WHAT THE EXERCISE ASKS
Produce the listing below again, exactly as shown.

INFORMATION SUPPLIED
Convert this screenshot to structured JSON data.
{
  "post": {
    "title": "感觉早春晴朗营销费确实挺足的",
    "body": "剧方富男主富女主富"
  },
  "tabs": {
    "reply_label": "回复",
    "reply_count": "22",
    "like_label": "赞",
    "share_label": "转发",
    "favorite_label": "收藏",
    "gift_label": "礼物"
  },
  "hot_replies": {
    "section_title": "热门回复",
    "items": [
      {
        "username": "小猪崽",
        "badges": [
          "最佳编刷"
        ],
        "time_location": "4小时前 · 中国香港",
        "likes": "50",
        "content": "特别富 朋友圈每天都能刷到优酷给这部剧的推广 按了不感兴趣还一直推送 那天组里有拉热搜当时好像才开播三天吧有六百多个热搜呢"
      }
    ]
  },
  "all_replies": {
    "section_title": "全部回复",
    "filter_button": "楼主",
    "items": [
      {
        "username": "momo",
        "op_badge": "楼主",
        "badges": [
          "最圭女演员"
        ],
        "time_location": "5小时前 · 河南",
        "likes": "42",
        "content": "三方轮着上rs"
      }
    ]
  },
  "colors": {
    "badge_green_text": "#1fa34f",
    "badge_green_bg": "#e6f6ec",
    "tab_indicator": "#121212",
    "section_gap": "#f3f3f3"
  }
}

ANSWER TO THE EXERCISE
Convert this screenshot to structured JSON data.
{
  "post": {
    "title": "感觉早春晴朗营销费确实挺足的",
    "body": "剧方富男主富女主富"
  },
  "tabs": {
    "reply_label": "回复",
    "reply_count": "22",
    "like_label": "赞",
    "share_label": "转发",
    "favorite_label": "收藏",
    "gift_label": "礼物"
  },
  "hot_replies": {
    "section_title": "热门回复",
    "items": [
      {
        "username": "小猪崽",
        "badges": [
          "最佳编刷"
        ],
        "time_location": "4小时前 · 中国香港",
        "likes": "50",
        "content": "特别富 朋友圈每天都能刷到优酷给这部剧的推广 按了不感兴趣还一直推送 那天组里有拉热搜当时好像才开播三天吧有六百多个热搜呢"
      }
    ]
  },
  "all_replies": {
    "section_title": "全部回复",
    "filter_button": "楼主",
    "items": [
      {
        "username": "momo",
        "op_badge": "楼主",
        "badges": [
          "最圭女演员"
        ],
        "time_location": "5小时前 · 河南",
        "likes": "42",
        "content": "三方轮着上rs"
      }
    ]
  },
  "colors": {
    "badge_green_text": "#1fa34f",
    "badge_green_bg": "#e6f6ec",
    "tab_indicator": "#121212",
    "section_gap": "#f3f3f3"
  }
}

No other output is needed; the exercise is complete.